## Provided entries
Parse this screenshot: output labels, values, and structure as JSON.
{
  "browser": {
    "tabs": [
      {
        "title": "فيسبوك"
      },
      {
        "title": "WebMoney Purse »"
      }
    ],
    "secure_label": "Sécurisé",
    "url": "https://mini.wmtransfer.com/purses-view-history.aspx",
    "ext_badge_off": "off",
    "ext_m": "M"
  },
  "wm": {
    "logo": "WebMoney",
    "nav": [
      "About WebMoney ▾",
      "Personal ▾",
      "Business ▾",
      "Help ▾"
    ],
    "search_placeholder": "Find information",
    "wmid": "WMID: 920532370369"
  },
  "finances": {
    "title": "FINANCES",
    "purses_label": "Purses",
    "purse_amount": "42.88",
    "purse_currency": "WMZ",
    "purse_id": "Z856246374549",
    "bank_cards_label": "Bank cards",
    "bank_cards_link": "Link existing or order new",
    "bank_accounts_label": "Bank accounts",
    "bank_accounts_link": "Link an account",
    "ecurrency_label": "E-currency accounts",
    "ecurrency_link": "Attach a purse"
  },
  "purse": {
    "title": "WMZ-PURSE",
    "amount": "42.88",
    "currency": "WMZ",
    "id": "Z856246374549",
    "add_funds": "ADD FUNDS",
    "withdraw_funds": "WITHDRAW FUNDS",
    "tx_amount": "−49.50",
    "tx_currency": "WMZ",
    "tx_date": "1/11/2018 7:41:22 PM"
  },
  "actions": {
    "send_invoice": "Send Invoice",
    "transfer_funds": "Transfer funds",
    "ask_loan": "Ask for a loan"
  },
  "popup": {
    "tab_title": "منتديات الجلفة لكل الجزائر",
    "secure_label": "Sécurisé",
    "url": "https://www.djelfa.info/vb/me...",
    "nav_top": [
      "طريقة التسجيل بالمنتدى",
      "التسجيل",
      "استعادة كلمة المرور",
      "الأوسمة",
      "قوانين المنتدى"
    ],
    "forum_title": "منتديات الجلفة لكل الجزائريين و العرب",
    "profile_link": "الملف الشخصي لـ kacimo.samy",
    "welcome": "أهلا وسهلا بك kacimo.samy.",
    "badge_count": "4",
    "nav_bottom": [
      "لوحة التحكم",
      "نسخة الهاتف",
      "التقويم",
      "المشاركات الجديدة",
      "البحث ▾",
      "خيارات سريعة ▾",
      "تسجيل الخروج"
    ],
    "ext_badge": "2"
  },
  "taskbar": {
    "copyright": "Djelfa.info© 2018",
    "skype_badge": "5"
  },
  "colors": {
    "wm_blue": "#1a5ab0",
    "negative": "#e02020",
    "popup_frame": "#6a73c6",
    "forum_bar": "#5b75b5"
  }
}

## Given instruction
Every record should be repeated exactly; please leave none out.

## Result
Parse this screenshot: output labels, values, and structure as JSON.
{
  "browser": {
    "tabs": [
      {
        "title": "فيسبوك"
      },
      {
        "title": "WebMoney Purse »"
      }
    ],
    "secure_label": "Sécurisé",
    "url": "https://mini.wmtransfer.com/purses-view-history.aspx",
    "ext_badge_off": "off",
    "ext_m": "M"
  },
  "wm": {
    "logo": "WebMoney",
    "nav": [
      "About WebMoney ▾",
      "Personal ▾",
      "Business ▾",
      "Help ▾"
    ],
    "search_placeholder": "Find information",
    "wmid": "WMID: 920532370369"
  },
  "finances": {
    "title": "FINANCES",
    "purses_label": "Purses",
    "purse_amount": "42.88",
    "purse_currency": "WMZ",
    "purse_id": "Z856246374549",
    "bank_cards_label": "Bank cards",
    "bank_cards_link": "Link existing or order new",
    "bank_accounts_label": "Bank accounts",
    "bank_accounts_link": "Link an account",
    "ecurrency_label": "E-currency accounts",
    "ecurrency_link": "Attach a purse"
  },
  "purse": {
    "title": "WMZ-PURSE",
    "amount": "42.88",
    "currency": "WMZ",
    "id": "Z856246374549",
    "add_funds": "ADD FUNDS",
    "withdraw_funds": "WITHDRAW FUNDS",
    "tx_amount": "−49.50",
    "tx_currency": "WMZ",
    "tx_date": "1/11/2018 7:41:22 PM"
  },
  "actions": {
    "send_invoice": "Send Invoice",
    "transfer_funds": "Transfer funds",
    "ask_loan": "Ask for a loan"
  },
  "popup": {
    "tab_title": "منتديات الجلفة لكل الجزائر",
    "secure_label": "Sécurisé",
    "url": "https://www.djelfa.info/vb/me...",
    "nav_top": [
      "طريقة التسجيل بالمنتدى",
      "التسجيل",
      "استعادة كلمة المرور",
      "الأوسمة",
      "قوانين المنتدى"
    ],
    "forum_title": "منتديات الجلفة لكل الجزائريين و العرب",
    "profile_link": "الملف الشخصي لـ kacimo.samy",
    "welcome": "أهلا وسهلا بك kacimo.samy.",
    "badge_count": "4",
    "nav_bottom": [
      "لوحة التحكم",
      "نسخة الهاتف",
      "التقويم",
      "المشاركات الجديدة",
      "البحث ▾",
      "خيارات سريعة ▾",
      "تسجيل الخروج"
    ],
    "ext_badge": "2"
  },
  "taskbar": {
    "copyright": "Djelfa.info© 2018",
    "skype_badge": "5"
  },
  "colors": {
    "wm_blue": "#1a5ab0",
    "negative": "#e02020",
    "popup_frame": "#6a73c6",
    "forum_bar": "#5b75b5"
  }
}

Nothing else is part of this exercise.